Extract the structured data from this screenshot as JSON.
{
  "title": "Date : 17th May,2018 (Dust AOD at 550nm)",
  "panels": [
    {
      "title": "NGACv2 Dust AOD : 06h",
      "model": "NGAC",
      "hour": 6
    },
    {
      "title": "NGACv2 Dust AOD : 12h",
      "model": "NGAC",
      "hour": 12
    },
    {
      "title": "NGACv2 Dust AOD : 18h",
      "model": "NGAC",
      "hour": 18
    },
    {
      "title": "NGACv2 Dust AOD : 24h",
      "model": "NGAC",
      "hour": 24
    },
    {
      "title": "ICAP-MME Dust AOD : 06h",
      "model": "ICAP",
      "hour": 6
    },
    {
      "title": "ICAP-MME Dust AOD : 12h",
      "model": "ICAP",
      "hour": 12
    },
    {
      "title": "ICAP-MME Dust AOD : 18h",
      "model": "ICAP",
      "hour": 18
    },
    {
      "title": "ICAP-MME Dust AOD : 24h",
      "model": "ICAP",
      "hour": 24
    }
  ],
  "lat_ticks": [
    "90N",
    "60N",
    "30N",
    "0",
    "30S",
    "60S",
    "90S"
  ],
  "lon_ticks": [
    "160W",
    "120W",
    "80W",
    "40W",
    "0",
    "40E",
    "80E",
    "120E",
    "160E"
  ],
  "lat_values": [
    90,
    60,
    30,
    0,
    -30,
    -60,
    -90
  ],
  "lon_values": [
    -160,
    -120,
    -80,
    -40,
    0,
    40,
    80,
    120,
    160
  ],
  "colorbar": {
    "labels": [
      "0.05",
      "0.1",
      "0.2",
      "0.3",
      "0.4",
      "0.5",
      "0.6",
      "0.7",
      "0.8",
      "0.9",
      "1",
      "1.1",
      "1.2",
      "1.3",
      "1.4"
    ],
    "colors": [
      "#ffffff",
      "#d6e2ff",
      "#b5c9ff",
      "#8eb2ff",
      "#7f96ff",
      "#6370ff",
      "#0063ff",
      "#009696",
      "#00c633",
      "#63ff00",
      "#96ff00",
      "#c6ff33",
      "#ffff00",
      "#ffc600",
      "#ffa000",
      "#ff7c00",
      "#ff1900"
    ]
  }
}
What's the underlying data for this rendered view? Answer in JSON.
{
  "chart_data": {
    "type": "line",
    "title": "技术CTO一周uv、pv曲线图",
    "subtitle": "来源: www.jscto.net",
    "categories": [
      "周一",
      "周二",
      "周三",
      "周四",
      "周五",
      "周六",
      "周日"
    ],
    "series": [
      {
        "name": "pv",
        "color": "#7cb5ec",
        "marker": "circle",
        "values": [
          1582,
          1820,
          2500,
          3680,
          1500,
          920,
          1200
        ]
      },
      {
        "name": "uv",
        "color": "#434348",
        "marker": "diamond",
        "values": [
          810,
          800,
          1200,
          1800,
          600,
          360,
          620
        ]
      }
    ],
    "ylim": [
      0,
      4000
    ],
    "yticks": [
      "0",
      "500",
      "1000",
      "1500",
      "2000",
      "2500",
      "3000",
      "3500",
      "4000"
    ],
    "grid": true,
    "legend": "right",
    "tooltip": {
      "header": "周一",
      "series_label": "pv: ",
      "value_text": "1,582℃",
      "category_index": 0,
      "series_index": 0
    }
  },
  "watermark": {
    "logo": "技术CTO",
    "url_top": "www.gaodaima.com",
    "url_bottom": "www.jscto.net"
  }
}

» **Directions for this task**: Begin at the line containing "What's the underlying" and reproduce each line through the end of the records above.

» **Solution**:
What's the underlying data for this rendered view? Answer in JSON.
{
  "chart_data": {
    "type": "line",
    "title": "技术CTO一周uv、pv曲线图",
    "subtitle": "来源: www.jscto.net",
    "categories": [
      "周一",
      "周二",
      "周三",
      "周四",
      "周五",
      "周六",
      "周日"
    ],
    "series": [
      {
        "name": "pv",
        "color": "#7cb5ec",
        "marker": "circle",
        "values": [
          1582,
          1820,
          2500,
          3680,
          1500,
          920,
          1200
        ]
      },
      {
        "name": "uv",
        "color": "#434348",
        "marker": "diamond",
        "values": [
          810,
          800,
          1200,
          1800,
          600,
          360,
          620
        ]
      }
    ],
    "ylim": [
      0,
      4000
    ],
    "yticks": [
      "0",
      "500",
      "1000",
      "1500",
      "2000",
      "2500",
      "3000",
      "3500",
      "4000"
    ],
    "grid": true,
    "legend": "right",
    "tooltip": {
      "header": "周一",
      "series_label": "pv: ",
      "value_text": "1,582℃",
      "category_index": 0,
      "series_index": 0
    }
  },
  "watermark": {
    "logo": "技术CTO",
    "url_top": "www.gaodaima.com",
    "url_bottom": "www.jscto.net"
  }
}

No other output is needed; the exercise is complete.